## TASK
Take the data below and repeat it exactly.

## PROVIDED RECORDS
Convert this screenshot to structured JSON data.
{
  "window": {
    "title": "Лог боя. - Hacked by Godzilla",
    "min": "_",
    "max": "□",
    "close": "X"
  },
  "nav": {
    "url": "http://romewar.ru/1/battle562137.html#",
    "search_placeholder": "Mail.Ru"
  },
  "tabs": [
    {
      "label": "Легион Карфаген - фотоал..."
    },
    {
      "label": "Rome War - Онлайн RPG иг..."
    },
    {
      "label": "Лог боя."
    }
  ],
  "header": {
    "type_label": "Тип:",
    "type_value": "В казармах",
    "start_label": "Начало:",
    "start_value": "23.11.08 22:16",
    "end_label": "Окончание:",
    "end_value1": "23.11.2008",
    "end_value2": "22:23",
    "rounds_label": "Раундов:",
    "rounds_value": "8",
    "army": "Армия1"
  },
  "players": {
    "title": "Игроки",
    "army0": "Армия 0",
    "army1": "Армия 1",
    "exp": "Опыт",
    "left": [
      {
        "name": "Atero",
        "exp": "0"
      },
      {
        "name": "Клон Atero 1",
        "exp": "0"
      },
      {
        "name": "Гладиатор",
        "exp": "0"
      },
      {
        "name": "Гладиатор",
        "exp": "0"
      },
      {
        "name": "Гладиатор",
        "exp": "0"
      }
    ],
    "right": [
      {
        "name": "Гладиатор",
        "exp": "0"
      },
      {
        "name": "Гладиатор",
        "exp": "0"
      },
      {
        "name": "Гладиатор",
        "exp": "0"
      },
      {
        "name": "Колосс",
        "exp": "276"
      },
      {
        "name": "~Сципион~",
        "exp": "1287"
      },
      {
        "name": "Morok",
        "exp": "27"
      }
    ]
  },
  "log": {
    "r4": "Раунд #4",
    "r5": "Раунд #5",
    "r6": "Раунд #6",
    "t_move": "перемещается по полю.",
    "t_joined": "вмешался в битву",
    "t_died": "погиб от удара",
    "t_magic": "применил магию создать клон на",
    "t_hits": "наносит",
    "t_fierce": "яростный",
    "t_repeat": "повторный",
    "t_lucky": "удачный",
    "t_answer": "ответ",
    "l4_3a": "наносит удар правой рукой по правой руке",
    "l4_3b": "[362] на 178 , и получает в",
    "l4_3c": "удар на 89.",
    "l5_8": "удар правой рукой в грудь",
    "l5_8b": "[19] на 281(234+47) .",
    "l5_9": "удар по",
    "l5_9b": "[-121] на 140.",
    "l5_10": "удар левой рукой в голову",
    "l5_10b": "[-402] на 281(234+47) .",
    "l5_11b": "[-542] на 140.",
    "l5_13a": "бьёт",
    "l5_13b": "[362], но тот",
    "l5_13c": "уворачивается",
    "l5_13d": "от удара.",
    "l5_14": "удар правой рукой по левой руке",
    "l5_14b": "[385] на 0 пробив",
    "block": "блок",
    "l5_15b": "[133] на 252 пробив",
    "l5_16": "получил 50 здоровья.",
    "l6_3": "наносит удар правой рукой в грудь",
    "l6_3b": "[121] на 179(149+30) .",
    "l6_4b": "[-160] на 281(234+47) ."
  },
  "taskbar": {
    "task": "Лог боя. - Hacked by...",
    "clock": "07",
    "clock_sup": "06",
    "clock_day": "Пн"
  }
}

## SOLUTION TO THIS EXERCISE
Convert this screenshot to structured JSON data.
{
  "window": {
    "title": "Лог боя. - Hacked by Godzilla",
    "min": "_",
    "max": "□",
    "close": "X"
  },
  "nav": {
    "url": "http://romewar.ru/1/battle562137.html#",
    "search_placeholder": "Mail.Ru"
  },
  "tabs": [
    {
      "label": "Легион Карфаген - фотоал..."
    },
    {
      "label": "Rome War - Онлайн RPG иг..."
    },
    {
      "label": "Лог боя."
    }
  ],
  "header": {
    "type_label": "Тип:",
    "type_value": "В казармах",
    "start_label": "Начало:",
    "start_value": "23.11.08 22:16",
    "end_label": "Окончание:",
    "end_value1": "23.11.2008",
    "end_value2": "22:23",
    "rounds_label": "Раундов:",
    "rounds_value": "8",
    "army": "Армия1"
  },
  "players": {
    "title": "Игроки",
    "army0": "Армия 0",
    "army1": "Армия 1",
    "exp": "Опыт",
    "left": [
      {
        "name": "Atero",
        "exp": "0"
      },
      {
        "name": "Клон Atero 1",
        "exp": "0"
      },
      {
        "name": "Гладиатор",
        "exp": "0"
      },
      {
        "name": "Гладиатор",
        "exp": "0"
      },
      {
        "name": "Гладиатор",
        "exp": "0"
      }
    ],
    "right": [
      {
        "name": "Гладиатор",
        "exp": "0"
      },
      {
        "name": "Гладиатор",
        "exp": "0"
      },
      {
        "name": "Гладиатор",
        "exp": "0"
      },
      {
        "name": "Колосс",
        "exp": "276"
      },
      {
        "name": "~Сципион~",
        "exp": "1287"
      },
      {
        "name": "Morok",
        "exp": "27"
      }
    ]
  },
  "log": {
    "r4": "Раунд #4",
    "r5": "Раунд #5",
    "r6": "Раунд #6",
    "t_move": "перемещается по полю.",
    "t_joined": "вмешался в битву",
    "t_died": "погиб от удара",
    "t_magic": "применил магию создать клон на",
    "t_hits": "наносит",
    "t_fierce": "яростный",
    "t_repeat": "повторный",
    "t_lucky": "удачный",
    "t_answer": "ответ",
    "l4_3a": "наносит удар правой рукой по правой руке",
    "l4_3b": "[362] на 178 , и получает в",
    "l4_3c": "удар на 89.",
    "l5_8": "удар правой рукой в грудь",
    "l5_8b": "[19] на 281(234+47) .",
    "l5_9": "удар по",
    "l5_9b": "[-121] на 140.",
    "l5_10": "удар левой рукой в голову",
    "l5_10b": "[-402] на 281(234+47) .",
    "l5_11b": "[-542] на 140.",
    "l5_13a": "бьёт",
    "l5_13b": "[362], но тот",
    "l5_13c": "уворачивается",
    "l5_13d": "от удара.",
    "l5_14": "удар правой рукой по левой руке",
    "l5_14b": "[385] на 0 пробив",
    "block": "блок",
    "l5_15b": "[133] на 252 пробив",
    "l5_16": "получил 50 здоровья.",
    "l6_3": "наносит удар правой рукой в грудь",
    "l6_3b": "[121] на 179(149+30) .",
    "l6_4b": "[-160] на 281(234+47) ."
  },
  "taskbar": {
    "task": "Лог боя. - Hacked by...",
    "clock": "07",
    "clock_sup": "06",
    "clock_day": "Пн"
  }
}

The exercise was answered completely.